» **Task instructions**
Find each line in the following listing that has the string "political", then state the count and nothing else.

Data entries
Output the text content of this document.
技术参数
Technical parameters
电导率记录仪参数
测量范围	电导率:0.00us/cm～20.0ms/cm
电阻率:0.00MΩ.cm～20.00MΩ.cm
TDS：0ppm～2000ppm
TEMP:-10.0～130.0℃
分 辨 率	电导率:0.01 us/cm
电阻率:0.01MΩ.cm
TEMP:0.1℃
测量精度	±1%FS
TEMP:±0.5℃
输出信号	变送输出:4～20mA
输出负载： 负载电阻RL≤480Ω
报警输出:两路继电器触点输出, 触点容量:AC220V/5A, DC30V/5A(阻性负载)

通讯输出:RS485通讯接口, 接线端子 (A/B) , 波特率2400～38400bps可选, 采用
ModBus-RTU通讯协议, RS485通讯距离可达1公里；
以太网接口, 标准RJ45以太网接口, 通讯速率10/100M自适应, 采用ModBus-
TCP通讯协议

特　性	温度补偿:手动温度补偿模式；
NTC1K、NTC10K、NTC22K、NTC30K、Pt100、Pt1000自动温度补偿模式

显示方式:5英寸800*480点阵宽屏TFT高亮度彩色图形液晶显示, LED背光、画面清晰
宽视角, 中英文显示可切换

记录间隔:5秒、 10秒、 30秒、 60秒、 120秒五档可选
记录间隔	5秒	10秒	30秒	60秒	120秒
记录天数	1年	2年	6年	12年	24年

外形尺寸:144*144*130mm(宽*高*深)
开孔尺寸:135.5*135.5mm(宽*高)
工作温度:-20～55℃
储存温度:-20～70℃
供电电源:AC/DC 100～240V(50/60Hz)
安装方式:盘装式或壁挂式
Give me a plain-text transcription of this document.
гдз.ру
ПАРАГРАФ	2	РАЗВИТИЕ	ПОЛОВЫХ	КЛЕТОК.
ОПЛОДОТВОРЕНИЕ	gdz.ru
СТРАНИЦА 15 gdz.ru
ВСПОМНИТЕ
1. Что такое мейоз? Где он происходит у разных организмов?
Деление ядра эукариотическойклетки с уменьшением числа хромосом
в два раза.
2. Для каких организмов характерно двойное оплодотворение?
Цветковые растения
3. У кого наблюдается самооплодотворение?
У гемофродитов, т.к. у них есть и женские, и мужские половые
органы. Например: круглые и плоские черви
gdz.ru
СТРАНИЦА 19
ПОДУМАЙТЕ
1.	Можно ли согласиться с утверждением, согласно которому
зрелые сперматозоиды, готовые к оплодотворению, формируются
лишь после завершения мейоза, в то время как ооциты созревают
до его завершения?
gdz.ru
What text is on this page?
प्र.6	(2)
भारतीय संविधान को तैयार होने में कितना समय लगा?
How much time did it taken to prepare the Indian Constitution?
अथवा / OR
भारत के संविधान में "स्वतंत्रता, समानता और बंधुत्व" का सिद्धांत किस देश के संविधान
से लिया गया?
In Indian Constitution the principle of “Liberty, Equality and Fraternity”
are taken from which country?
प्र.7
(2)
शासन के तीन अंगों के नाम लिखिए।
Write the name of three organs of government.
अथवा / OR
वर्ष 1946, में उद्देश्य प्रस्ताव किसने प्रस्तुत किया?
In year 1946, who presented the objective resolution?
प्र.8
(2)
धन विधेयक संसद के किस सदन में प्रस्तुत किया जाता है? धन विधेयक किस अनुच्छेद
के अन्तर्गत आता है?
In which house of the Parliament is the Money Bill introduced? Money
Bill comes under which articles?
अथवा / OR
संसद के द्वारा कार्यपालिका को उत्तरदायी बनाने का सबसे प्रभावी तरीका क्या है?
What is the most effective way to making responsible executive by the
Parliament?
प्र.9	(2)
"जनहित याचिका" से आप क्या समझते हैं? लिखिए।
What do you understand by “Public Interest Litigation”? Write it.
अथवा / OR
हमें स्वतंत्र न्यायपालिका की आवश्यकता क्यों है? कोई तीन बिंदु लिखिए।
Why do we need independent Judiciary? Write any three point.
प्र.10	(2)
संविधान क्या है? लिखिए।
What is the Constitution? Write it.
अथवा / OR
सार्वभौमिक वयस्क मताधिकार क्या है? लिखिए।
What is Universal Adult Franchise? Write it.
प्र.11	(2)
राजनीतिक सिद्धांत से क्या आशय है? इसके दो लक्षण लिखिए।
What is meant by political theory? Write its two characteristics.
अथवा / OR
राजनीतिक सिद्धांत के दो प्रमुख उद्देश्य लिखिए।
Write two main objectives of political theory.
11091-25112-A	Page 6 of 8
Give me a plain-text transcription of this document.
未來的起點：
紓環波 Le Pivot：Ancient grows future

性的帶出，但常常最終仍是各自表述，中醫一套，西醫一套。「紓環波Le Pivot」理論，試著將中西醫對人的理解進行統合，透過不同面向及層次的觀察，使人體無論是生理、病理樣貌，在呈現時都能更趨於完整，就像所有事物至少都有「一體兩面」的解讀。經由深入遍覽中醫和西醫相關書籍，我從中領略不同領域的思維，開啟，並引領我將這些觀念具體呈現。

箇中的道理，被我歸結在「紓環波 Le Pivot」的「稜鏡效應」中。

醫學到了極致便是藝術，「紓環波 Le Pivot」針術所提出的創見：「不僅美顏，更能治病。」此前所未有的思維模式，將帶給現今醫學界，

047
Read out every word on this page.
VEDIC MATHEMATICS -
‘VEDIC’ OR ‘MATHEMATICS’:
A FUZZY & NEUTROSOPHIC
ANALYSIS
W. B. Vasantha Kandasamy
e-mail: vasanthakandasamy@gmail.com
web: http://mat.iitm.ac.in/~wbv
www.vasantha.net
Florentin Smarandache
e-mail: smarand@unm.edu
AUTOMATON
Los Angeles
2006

» **Solution to this exercise**
2